### Goal of the exercise
Show all lines that include the string "this"; copy each one.
** Start of Extracted information **
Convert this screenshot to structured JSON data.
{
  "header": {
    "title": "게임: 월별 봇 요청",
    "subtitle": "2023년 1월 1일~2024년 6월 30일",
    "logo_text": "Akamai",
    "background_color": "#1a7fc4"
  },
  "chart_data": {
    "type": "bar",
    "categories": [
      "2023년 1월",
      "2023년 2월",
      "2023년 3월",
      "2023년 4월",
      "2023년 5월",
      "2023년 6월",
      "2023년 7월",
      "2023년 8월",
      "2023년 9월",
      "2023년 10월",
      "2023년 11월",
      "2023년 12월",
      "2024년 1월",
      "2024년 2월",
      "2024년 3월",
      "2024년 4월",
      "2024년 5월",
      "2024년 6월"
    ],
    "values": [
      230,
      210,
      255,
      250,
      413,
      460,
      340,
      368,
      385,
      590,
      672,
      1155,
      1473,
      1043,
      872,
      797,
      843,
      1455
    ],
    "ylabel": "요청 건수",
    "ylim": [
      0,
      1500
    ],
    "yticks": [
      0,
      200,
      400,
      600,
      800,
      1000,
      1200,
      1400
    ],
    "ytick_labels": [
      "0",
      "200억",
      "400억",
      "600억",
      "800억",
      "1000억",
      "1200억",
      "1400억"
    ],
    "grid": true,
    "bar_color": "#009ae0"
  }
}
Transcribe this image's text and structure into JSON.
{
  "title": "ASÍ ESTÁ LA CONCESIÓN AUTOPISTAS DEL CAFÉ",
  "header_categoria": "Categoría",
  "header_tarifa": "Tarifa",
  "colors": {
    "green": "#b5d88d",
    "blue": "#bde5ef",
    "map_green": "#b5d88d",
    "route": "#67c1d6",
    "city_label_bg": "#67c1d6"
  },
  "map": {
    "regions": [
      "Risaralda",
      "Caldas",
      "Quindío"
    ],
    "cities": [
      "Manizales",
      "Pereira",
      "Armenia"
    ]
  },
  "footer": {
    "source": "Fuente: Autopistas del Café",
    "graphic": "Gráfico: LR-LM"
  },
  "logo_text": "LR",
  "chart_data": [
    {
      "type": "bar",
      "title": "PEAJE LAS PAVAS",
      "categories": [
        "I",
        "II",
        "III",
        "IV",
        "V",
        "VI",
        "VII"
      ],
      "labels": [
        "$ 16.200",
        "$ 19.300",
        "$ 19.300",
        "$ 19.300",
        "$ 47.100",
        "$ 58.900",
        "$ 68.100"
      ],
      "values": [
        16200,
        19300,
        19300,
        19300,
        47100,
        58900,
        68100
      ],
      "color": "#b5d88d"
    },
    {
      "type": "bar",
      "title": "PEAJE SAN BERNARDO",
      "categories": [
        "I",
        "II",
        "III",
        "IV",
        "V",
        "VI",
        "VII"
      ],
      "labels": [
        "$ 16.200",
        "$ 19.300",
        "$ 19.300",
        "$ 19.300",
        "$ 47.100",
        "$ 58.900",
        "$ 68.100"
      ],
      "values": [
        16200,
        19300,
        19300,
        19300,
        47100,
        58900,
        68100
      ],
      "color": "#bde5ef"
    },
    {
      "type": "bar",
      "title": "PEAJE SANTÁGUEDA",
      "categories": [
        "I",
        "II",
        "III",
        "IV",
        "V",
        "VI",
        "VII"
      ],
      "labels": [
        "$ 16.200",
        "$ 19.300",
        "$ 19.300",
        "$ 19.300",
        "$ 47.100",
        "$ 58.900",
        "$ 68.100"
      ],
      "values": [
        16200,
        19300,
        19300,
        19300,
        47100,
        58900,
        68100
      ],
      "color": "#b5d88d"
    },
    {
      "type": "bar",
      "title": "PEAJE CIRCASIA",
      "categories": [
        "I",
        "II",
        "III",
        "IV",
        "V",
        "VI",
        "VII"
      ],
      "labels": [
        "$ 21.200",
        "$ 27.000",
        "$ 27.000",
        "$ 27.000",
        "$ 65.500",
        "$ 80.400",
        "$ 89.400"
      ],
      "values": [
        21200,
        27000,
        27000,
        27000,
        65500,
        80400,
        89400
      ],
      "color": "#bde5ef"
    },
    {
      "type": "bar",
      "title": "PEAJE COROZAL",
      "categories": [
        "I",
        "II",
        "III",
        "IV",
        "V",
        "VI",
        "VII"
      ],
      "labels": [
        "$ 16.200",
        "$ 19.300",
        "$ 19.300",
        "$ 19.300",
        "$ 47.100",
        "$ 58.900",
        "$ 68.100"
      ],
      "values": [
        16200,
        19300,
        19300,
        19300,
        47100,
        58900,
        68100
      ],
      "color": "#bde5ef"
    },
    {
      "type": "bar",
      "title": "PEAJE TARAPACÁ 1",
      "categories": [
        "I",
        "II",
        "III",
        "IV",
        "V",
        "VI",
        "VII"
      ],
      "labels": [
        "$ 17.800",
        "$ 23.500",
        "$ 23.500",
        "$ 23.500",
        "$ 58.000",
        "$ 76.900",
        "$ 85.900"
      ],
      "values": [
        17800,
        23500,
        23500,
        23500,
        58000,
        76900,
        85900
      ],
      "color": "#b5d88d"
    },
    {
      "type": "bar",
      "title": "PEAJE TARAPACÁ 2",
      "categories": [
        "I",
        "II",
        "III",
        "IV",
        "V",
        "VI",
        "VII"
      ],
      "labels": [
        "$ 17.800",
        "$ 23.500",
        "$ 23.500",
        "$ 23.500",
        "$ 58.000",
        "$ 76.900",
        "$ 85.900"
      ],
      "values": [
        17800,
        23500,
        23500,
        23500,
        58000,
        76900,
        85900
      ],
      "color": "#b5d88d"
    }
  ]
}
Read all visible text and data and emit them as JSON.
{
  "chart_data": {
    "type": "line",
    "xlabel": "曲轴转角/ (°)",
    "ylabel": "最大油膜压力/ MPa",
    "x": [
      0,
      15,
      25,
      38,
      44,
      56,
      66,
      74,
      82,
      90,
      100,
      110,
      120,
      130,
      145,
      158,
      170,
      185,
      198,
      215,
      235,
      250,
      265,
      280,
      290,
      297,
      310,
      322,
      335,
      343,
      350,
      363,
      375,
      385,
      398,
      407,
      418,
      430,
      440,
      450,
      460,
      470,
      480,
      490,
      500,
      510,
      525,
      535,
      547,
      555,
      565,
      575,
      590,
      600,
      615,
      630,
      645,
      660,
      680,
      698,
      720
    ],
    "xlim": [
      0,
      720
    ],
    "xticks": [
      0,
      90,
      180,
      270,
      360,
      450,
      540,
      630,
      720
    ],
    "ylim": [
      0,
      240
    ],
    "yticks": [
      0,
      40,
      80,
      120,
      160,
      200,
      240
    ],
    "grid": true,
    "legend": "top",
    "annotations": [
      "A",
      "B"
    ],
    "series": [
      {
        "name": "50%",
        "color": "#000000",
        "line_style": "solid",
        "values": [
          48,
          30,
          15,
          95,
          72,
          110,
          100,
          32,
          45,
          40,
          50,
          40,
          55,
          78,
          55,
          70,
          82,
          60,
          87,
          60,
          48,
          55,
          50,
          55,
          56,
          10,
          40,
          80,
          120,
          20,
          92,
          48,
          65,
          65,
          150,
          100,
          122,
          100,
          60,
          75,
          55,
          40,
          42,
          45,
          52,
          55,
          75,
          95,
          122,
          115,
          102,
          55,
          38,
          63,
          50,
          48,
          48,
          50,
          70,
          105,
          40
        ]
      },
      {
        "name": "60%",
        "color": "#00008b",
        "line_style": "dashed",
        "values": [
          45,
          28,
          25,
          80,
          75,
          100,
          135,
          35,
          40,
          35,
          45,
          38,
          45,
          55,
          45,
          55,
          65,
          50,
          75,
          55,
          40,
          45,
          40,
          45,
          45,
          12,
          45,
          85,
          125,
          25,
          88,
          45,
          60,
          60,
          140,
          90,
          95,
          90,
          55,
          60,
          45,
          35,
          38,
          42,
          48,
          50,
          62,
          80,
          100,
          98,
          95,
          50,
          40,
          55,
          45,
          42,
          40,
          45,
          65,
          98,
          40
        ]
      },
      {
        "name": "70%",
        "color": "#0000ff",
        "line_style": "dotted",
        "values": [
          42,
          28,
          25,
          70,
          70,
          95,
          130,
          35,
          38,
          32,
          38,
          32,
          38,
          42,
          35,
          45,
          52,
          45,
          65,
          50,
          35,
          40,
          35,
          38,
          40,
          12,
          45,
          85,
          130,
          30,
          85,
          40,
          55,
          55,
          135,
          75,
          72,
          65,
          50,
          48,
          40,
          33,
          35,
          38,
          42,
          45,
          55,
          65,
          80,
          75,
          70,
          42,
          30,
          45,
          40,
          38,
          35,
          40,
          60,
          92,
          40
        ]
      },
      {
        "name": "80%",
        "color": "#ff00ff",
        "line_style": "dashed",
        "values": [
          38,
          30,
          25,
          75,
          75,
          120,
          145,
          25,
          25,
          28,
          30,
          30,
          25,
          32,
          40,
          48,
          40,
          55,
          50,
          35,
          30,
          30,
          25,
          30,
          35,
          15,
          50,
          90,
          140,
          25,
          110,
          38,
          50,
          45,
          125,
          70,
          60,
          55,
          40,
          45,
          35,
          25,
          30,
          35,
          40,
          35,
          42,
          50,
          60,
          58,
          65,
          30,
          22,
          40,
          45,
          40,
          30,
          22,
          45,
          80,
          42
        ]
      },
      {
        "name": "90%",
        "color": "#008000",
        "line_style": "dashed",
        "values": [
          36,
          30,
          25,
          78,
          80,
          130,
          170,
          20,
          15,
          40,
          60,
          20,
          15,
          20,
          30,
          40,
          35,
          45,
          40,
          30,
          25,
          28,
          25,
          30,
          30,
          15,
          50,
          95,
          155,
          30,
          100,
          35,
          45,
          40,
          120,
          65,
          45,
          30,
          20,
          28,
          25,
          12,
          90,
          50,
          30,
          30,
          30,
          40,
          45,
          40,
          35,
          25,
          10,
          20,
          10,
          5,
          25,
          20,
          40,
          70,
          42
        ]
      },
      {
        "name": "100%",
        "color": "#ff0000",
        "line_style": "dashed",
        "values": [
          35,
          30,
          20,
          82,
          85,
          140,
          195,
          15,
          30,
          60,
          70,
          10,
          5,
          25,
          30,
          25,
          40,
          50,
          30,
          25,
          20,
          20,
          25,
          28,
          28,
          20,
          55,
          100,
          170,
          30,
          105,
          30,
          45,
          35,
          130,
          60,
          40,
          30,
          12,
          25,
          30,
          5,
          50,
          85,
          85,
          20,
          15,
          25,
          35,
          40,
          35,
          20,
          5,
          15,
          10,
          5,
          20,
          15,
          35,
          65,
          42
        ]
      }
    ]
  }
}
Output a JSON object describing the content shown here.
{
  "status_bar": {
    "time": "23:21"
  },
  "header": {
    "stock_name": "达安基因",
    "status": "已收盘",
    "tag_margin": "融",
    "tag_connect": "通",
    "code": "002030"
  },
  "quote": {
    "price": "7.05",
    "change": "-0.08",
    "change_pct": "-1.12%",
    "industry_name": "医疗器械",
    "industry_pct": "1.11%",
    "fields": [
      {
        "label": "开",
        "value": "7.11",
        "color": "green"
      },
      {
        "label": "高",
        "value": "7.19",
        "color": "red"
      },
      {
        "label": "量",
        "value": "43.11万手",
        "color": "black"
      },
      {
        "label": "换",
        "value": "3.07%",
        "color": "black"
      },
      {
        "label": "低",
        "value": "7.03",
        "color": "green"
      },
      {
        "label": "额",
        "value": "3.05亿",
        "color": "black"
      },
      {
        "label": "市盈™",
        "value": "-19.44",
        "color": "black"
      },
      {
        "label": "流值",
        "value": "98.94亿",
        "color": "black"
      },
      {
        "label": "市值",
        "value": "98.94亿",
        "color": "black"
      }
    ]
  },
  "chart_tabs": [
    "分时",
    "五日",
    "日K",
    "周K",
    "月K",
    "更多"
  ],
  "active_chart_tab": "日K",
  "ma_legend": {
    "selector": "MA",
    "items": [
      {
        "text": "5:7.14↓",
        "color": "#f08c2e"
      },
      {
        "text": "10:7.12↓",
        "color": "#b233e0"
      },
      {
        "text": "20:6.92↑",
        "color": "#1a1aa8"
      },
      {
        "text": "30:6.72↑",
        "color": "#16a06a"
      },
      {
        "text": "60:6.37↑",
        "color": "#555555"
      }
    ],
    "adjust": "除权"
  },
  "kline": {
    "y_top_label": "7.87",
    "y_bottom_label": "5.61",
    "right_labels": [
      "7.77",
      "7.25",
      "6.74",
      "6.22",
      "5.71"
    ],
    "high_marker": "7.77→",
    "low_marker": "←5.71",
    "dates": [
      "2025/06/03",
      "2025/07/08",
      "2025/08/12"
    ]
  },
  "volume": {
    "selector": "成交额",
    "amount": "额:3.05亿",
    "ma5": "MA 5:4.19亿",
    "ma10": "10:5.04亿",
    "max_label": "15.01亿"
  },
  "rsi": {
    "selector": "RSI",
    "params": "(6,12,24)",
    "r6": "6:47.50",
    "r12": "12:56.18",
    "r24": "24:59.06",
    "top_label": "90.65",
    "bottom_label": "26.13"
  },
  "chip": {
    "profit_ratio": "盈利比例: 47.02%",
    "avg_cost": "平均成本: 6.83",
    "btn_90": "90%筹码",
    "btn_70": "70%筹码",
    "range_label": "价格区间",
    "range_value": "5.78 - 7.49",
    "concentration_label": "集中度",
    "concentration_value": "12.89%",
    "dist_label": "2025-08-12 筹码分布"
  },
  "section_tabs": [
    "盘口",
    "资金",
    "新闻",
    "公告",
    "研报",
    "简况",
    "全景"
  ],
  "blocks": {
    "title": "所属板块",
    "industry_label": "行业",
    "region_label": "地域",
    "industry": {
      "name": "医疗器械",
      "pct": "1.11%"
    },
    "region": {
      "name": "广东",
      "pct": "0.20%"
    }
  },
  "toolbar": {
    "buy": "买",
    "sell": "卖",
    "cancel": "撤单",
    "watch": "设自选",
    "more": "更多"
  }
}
** End of Extracted information **
### Problem solution
Convert this screenshot to structured JSON data.
Transcribe this image's text and structure into JSON.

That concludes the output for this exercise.